Omit all images. Transcribe the rest of the material below exactly.

* begin DATASET EXTRACT *

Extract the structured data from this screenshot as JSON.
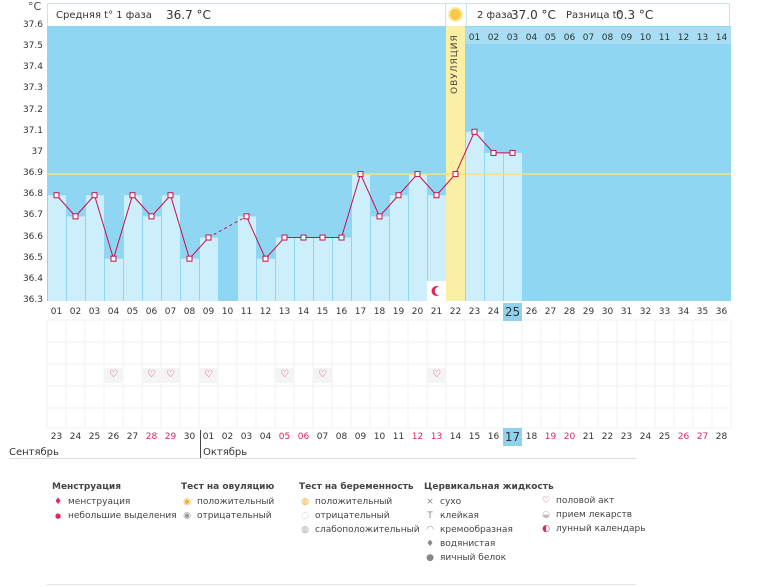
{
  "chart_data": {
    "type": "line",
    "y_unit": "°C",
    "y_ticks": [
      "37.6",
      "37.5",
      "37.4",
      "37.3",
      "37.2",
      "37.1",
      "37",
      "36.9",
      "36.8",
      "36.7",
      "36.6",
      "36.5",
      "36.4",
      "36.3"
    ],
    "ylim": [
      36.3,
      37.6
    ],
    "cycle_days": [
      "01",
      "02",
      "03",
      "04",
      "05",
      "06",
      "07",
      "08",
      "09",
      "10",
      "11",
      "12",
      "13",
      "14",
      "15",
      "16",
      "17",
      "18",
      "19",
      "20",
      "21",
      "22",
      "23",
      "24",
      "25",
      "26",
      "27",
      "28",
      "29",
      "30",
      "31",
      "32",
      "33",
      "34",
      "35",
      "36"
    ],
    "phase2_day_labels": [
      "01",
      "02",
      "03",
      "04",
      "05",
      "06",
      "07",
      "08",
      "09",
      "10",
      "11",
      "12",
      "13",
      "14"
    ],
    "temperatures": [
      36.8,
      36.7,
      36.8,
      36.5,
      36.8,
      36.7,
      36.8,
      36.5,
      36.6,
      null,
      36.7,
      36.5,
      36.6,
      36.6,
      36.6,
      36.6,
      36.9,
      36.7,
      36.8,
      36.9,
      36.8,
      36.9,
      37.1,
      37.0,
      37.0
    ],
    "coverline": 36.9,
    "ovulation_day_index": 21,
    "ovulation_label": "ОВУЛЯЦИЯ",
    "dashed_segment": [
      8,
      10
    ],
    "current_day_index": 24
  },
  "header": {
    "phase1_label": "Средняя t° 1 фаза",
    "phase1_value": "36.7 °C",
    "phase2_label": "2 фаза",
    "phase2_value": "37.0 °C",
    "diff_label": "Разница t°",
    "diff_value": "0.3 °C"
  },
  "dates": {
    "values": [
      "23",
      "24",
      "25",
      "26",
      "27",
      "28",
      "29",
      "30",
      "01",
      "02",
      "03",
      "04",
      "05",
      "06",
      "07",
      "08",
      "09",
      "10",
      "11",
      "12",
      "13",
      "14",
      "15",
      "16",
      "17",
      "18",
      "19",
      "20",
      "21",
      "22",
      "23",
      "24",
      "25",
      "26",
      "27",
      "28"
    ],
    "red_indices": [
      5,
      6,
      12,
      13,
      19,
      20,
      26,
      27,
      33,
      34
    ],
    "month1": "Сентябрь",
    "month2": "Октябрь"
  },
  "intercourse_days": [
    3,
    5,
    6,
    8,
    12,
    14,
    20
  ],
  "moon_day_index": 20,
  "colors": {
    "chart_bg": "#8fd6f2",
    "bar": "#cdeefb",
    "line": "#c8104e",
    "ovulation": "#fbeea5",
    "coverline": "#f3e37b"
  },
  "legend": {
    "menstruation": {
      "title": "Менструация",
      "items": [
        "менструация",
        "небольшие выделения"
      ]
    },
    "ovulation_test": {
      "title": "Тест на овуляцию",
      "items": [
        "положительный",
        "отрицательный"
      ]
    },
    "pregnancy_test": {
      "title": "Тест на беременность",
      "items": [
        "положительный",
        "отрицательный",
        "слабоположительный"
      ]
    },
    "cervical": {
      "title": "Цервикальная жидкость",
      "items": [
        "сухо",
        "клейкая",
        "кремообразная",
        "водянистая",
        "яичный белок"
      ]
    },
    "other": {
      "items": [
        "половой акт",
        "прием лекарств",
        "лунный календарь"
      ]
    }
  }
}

* end DATASET EXTRACT *

▶ **RESULT OF THIS EXERCISE**
Extract the structured data from this screenshot as JSON.
{
  "chart_data": {
    "type": "line",
    "y_unit": "°C",
    "y_ticks": [
      "37.6",
      "37.5",
      "37.4",
      "37.3",
      "37.2",
      "37.1",
      "37",
      "36.9",
      "36.8",
      "36.7",
      "36.6",
      "36.5",
      "36.4",
      "36.3"
    ],
    "ylim": [
      36.3,
      37.6
    ],
    "cycle_days": [
      "01",
      "02",
      "03",
      "04",
      "05",
      "06",
      "07",
      "08",
      "09",
      "10",
      "11",
      "12",
      "13",
      "14",
      "15",
      "16",
      "17",
      "18",
      "19",
      "20",
      "21",
      "22",
      "23",
      "24",
      "25",
      "26",
      "27",
      "28",
      "29",
      "30",
      "31",
      "32",
      "33",
      "34",
      "35",
      "36"
    ],
    "phase2_day_labels": [
      "01",
      "02",
      "03",
      "04",
      "05",
      "06",
      "07",
      "08",
      "09",
      "10",
      "11",
      "12",
      "13",
      "14"
    ],
    "temperatures": [
      36.8,
      36.7,
      36.8,
      36.5,
      36.8,
      36.7,
      36.8,
      36.5,
      36.6,
      null,
      36.7,
      36.5,
      36.6,
      36.6,
      36.6,
      36.6,
      36.9,
      36.7,
      36.8,
      36.9,
      36.8,
      36.9,
      37.1,
      37.0,
      37.0
    ],
    "coverline": 36.9,
    "ovulation_day_index": 21,
    "ovulation_label": "ОВУЛЯЦИЯ",
    "dashed_segment": [
      8,
      10
    ],
    "current_day_index": 24
  },
  "header": {
    "phase1_label": "Средняя t° 1 фаза",
    "phase1_value": "36.7 °C",
    "phase2_label": "2 фаза",
    "phase2_value": "37.0 °C",
    "diff_label": "Разница t°",
    "diff_value": "0.3 °C"
  },
  "dates": {
    "values": [
      "23",
      "24",
      "25",
      "26",
      "27",
      "28",
      "29",
      "30",
      "01",
      "02",
      "03",
      "04",
      "05",
      "06",
      "07",
      "08",
      "09",
      "10",
      "11",
      "12",
      "13",
      "14",
      "15",
      "16",
      "17",
      "18",
      "19",
      "20",
      "21",
      "22",
      "23",
      "24",
      "25",
      "26",
      "27",
      "28"
    ],
    "red_indices": [
      5,
      6,
      12,
      13,
      19,
      20,
      26,
      27,
      33,
      34
    ],
    "month1": "Сентябрь",
    "month2": "Октябрь"
  },
  "intercourse_days": [
    3,
    5,
    6,
    8,
    12,
    14,
    20
  ],
  "moon_day_index": 20,
  "colors": {
    "chart_bg": "#8fd6f2",
    "bar": "#cdeefb",
    "line": "#c8104e",
    "ovulation": "#fbeea5",
    "coverline": "#f3e37b"
  },
  "legend": {
    "menstruation": {
      "title": "Менструация",
      "items": [
        "менструация",
        "небольшие выделения"
      ]
    },
    "ovulation_test": {
      "title": "Тест на овуляцию",
      "items": [
        "положительный",
        "отрицательный"
      ]
    },
    "pregnancy_test": {
      "title": "Тест на беременность",
      "items": [
        "положительный",
        "отрицательный",
        "слабоположительный"
      ]
    },
    "cervical": {
      "title": "Цервикальная жидкость",
      "items": [
        "сухо",
        "клейкая",
        "кремообразная",
        "водянистая",
        "яичный белок"
      ]
    },
    "other": {
      "items": [
        "половой акт",
        "прием лекарств",
        "лунный календарь"
      ]
    }
  }
}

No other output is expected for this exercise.